Your objective: Read the records below. Copy each line where the string "JSON" occurs.

Stored data:
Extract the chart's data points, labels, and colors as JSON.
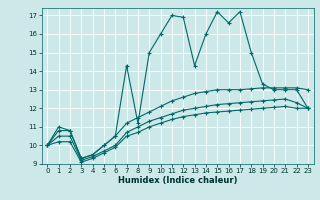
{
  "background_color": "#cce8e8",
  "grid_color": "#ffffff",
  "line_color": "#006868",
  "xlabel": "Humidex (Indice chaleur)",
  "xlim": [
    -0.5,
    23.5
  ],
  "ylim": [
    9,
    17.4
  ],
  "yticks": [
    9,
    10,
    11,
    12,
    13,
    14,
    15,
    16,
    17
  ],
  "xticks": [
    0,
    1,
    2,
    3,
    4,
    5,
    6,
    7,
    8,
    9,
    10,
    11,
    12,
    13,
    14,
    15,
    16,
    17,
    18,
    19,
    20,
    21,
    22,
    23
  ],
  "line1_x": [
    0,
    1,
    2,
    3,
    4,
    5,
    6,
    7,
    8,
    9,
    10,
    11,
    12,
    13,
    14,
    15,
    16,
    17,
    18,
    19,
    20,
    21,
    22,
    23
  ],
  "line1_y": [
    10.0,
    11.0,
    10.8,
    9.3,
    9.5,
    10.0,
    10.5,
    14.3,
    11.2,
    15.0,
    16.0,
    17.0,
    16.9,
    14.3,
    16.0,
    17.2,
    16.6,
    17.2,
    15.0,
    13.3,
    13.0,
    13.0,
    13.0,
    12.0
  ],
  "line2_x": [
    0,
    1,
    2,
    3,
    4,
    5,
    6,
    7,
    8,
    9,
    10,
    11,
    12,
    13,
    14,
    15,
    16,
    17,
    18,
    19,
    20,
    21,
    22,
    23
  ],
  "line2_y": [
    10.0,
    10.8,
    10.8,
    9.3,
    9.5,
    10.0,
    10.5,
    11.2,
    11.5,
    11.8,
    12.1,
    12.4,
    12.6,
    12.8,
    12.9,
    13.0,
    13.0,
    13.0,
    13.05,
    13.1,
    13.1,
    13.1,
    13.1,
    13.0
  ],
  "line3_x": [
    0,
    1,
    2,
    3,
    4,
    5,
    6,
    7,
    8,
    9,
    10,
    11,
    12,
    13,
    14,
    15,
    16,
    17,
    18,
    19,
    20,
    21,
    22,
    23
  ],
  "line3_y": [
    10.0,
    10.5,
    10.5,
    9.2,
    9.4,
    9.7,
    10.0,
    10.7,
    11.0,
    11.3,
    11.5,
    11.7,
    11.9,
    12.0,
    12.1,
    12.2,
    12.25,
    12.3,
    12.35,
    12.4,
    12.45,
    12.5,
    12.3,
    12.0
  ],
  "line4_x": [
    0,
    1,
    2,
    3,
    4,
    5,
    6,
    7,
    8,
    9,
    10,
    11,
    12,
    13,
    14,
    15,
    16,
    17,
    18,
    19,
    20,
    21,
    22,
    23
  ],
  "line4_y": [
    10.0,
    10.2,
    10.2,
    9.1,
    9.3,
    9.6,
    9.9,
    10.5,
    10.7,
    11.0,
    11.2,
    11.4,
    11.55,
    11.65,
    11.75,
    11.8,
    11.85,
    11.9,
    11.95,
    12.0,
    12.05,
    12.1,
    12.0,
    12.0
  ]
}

==

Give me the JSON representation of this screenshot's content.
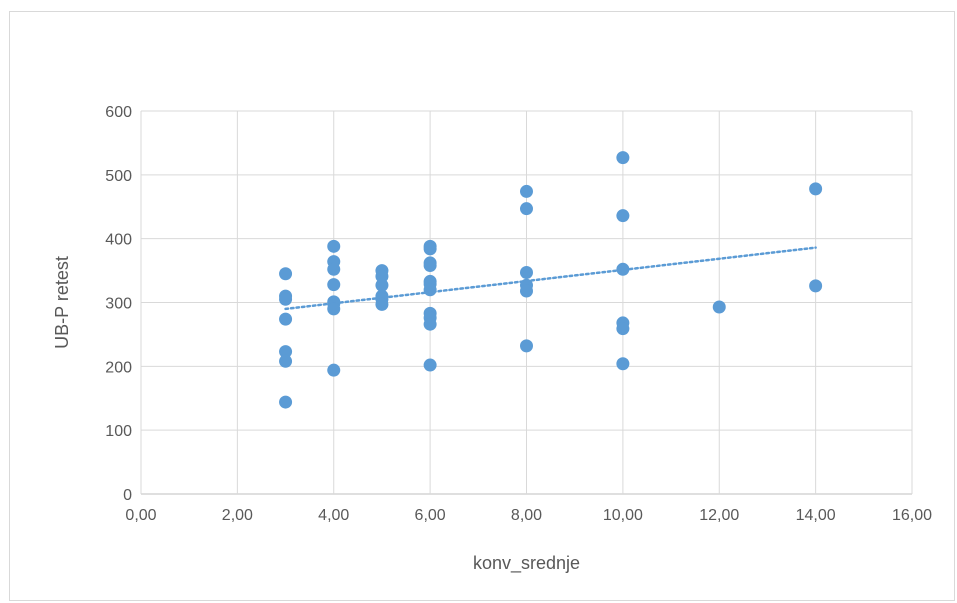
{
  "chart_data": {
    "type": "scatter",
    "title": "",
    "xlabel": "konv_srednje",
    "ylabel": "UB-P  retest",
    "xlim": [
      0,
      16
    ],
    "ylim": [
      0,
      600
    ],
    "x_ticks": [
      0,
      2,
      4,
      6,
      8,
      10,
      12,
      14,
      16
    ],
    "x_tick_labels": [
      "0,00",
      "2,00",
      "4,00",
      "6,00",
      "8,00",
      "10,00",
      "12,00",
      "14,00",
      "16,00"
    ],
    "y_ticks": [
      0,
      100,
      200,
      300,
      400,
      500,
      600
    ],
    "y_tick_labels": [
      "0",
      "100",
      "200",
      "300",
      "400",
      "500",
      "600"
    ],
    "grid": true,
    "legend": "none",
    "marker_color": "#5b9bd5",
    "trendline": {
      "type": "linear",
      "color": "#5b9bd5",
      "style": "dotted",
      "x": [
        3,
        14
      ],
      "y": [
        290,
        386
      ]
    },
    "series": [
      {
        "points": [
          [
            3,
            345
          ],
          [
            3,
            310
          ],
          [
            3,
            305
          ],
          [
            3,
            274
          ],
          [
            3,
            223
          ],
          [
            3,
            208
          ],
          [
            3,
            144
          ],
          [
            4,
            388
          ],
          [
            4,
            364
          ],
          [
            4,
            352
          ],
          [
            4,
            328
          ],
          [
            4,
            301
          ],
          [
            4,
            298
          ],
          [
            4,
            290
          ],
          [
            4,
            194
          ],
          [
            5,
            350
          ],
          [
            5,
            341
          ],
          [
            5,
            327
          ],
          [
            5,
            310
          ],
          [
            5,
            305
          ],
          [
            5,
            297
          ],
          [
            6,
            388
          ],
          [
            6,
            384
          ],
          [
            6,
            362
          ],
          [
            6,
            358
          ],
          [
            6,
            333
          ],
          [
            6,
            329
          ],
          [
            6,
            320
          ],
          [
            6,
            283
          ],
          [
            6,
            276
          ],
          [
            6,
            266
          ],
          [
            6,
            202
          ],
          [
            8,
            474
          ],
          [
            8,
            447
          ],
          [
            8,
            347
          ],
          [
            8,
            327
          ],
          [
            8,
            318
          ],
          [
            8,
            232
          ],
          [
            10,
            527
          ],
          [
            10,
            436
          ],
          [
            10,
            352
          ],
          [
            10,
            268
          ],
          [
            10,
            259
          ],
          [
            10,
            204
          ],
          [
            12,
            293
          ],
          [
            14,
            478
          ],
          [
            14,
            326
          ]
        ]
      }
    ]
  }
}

Complete output:
Extract the chart's data points, labels, and colors as JSON.
Give me the JSON representation of this screenshot's content.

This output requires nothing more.